** Prompt **
Write out the data again in full, exactly as it reads.

[Records provided start]

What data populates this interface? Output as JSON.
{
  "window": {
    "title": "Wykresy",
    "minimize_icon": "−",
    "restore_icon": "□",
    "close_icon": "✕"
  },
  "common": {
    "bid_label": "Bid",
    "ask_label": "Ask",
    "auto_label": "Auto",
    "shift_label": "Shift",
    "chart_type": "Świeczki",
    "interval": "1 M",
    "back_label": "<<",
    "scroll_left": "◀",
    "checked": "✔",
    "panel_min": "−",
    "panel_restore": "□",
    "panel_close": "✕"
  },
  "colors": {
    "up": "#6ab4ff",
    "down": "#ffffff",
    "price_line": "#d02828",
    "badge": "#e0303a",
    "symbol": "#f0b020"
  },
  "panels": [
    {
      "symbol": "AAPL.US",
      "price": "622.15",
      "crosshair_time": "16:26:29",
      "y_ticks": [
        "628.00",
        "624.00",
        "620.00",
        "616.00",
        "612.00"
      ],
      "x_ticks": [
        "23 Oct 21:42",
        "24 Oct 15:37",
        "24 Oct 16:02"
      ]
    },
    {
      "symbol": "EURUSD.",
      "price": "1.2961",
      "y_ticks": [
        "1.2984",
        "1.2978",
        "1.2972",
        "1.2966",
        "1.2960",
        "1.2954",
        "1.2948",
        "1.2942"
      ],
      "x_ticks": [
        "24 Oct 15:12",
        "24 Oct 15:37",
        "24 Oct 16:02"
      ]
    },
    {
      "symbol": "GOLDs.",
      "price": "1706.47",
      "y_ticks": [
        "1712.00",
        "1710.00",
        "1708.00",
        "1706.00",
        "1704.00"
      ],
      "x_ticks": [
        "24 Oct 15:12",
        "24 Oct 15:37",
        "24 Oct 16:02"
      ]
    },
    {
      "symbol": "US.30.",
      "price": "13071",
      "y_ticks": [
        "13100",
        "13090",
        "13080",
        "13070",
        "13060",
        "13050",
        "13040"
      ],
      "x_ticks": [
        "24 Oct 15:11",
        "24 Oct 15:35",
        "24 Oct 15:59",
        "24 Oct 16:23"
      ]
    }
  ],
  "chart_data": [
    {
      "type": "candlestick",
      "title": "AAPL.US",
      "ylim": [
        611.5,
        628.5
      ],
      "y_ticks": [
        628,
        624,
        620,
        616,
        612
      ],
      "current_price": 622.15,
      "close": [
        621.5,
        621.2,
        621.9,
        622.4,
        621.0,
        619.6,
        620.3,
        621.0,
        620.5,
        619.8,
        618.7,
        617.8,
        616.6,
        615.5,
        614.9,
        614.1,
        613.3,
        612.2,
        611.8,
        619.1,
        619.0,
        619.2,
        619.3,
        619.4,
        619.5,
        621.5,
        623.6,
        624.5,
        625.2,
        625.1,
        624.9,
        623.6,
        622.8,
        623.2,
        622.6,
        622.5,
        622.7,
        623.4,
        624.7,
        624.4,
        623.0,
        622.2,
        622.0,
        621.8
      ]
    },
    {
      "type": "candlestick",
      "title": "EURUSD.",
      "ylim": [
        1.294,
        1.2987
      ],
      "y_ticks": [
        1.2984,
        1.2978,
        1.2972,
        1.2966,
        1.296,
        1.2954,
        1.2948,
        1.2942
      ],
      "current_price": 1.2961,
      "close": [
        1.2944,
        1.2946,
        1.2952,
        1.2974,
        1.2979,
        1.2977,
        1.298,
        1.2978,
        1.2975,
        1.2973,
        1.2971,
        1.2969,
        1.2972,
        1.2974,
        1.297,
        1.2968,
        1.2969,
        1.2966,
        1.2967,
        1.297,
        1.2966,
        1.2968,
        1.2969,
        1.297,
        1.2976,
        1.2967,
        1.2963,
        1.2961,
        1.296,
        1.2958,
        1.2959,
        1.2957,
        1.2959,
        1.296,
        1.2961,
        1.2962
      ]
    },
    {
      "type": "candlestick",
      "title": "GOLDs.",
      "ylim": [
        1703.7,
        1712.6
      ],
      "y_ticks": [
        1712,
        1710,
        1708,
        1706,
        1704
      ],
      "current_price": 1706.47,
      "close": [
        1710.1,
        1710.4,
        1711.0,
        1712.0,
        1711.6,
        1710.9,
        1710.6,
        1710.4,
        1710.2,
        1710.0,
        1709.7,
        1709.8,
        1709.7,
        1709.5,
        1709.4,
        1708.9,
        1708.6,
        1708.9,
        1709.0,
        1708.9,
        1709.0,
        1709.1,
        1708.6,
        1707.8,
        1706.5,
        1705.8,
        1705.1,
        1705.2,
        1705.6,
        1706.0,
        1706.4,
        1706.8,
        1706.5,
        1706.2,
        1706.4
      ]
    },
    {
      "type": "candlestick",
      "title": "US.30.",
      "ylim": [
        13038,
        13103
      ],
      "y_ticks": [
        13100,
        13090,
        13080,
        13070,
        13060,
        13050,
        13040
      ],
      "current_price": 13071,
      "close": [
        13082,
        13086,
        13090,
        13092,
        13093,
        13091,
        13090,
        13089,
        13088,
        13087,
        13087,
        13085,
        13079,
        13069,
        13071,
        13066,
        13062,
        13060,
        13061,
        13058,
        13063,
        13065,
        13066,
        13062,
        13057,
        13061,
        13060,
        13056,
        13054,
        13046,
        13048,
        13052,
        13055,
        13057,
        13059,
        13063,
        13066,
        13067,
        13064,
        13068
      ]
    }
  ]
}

[Records provided end]

** Task solution **
What data populates this interface? Output as JSON.
{
  "window": {
    "title": "Wykresy",
    "minimize_icon": "−",
    "restore_icon": "□",
    "close_icon": "✕"
  },
  "common": {
    "bid_label": "Bid",
    "ask_label": "Ask",
    "auto_label": "Auto",
    "shift_label": "Shift",
    "chart_type": "Świeczki",
    "interval": "1 M",
    "back_label": "<<",
    "scroll_left": "◀",
    "checked": "✔",
    "panel_min": "−",
    "panel_restore": "□",
    "panel_close": "✕"
  },
  "colors": {
    "up": "#6ab4ff",
    "down": "#ffffff",
    "price_line": "#d02828",
    "badge": "#e0303a",
    "symbol": "#f0b020"
  },
  "panels": [
    {
      "symbol": "AAPL.US",
      "price": "622.15",
      "crosshair_time": "16:26:29",
      "y_ticks": [
        "628.00",
        "624.00",
        "620.00",
        "616.00",
        "612.00"
      ],
      "x_ticks": [
        "23 Oct 21:42",
        "24 Oct 15:37",
        "24 Oct 16:02"
      ]
    },
    {
      "symbol": "EURUSD.",
      "price": "1.2961",
      "y_ticks": [
        "1.2984",
        "1.2978",
        "1.2972",
        "1.2966",
        "1.2960",
        "1.2954",
        "1.2948",
        "1.2942"
      ],
      "x_ticks": [
        "24 Oct 15:12",
        "24 Oct 15:37",
        "24 Oct 16:02"
      ]
    },
    {
      "symbol": "GOLDs.",
      "price": "1706.47",
      "y_ticks": [
        "1712.00",
        "1710.00",
        "1708.00",
        "1706.00",
        "1704.00"
      ],
      "x_ticks": [
        "24 Oct 15:12",
        "24 Oct 15:37",
        "24 Oct 16:02"
      ]
    },
    {
      "symbol": "US.30.",
      "price": "13071",
      "y_ticks": [
        "13100",
        "13090",
        "13080",
        "13070",
        "13060",
        "13050",
        "13040"
      ],
      "x_ticks": [
        "24 Oct 15:11",
        "24 Oct 15:35",
        "24 Oct 15:59",
        "24 Oct 16:23"
      ]
    }
  ],
  "chart_data": [
    {
      "type": "candlestick",
      "title": "AAPL.US",
      "ylim": [
        611.5,
        628.5
      ],
      "y_ticks": [
        628,
        624,
        620,
        616,
        612
      ],
      "current_price": 622.15,
      "close": [
        621.5,
        621.2,
        621.9,
        622.4,
        621.0,
        619.6,
        620.3,
        621.0,
        620.5,
        619.8,
        618.7,
        617.8,
        616.6,
        615.5,
        614.9,
        614.1,
        613.3,
        612.2,
        611.8,
        619.1,
        619.0,
        619.2,
        619.3,
        619.4,
        619.5,
        621.5,
        623.6,
        624.5,
        625.2,
        625.1,
        624.9,
        623.6,
        622.8,
        623.2,
        622.6,
        622.5,
        622.7,
        623.4,
        624.7,
        624.4,
        623.0,
        622.2,
        622.0,
        621.8
      ]
    },
    {
      "type": "candlestick",
      "title": "EURUSD.",
      "ylim": [
        1.294,
        1.2987
      ],
      "y_ticks": [
        1.2984,
        1.2978,
        1.2972,
        1.2966,
        1.296,
        1.2954,
        1.2948,
        1.2942
      ],
      "current_price": 1.2961,
      "close": [
        1.2944,
        1.2946,
        1.2952,
        1.2974,
        1.2979,
        1.2977,
        1.298,
        1.2978,
        1.2975,
        1.2973,
        1.2971,
        1.2969,
        1.2972,
        1.2974,
        1.297,
        1.2968,
        1.2969,
        1.2966,
        1.2967,
        1.297,
        1.2966,
        1.2968,
        1.2969,
        1.297,
        1.2976,
        1.2967,
        1.2963,
        1.2961,
        1.296,
        1.2958,
        1.2959,
        1.2957,
        1.2959,
        1.296,
        1.2961,
        1.2962
      ]
    },
    {
      "type": "candlestick",
      "title": "GOLDs.",
      "ylim": [
        1703.7,
        1712.6
      ],
      "y_ticks": [
        1712,
        1710,
        1708,
        1706,
        1704
      ],
      "current_price": 1706.47,
      "close": [
        1710.1,
        1710.4,
        1711.0,
        1712.0,
        1711.6,
        1710.9,
        1710.6,
        1710.4,
        1710.2,
        1710.0,
        1709.7,
        1709.8,
        1709.7,
        1709.5,
        1709.4,
        1708.9,
        1708.6,
        1708.9,
        1709.0,
        1708.9,
        1709.0,
        1709.1,
        1708.6,
        1707.8,
        1706.5,
        1705.8,
        1705.1,
        1705.2,
        1705.6,
        1706.0,
        1706.4,
        1706.8,
        1706.5,
        1706.2,
        1706.4
      ]
    },
    {
      "type": "candlestick",
      "title": "US.30.",
      "ylim": [
        13038,
        13103
      ],
      "y_ticks": [
        13100,
        13090,
        13080,
        13070,
        13060,
        13050,
        13040
      ],
      "current_price": 13071,
      "close": [
        13082,
        13086,
        13090,
        13092,
        13093,
        13091,
        13090,
        13089,
        13088,
        13087,
        13087,
        13085,
        13079,
        13069,
        13071,
        13066,
        13062,
        13060,
        13061,
        13058,
        13063,
        13065,
        13066,
        13062,
        13057,
        13061,
        13060,
        13056,
        13054,
        13046,
        13048,
        13052,
        13055,
        13057,
        13059,
        13063,
        13066,
        13067,
        13064,
        13068
      ]
    }
  ]
}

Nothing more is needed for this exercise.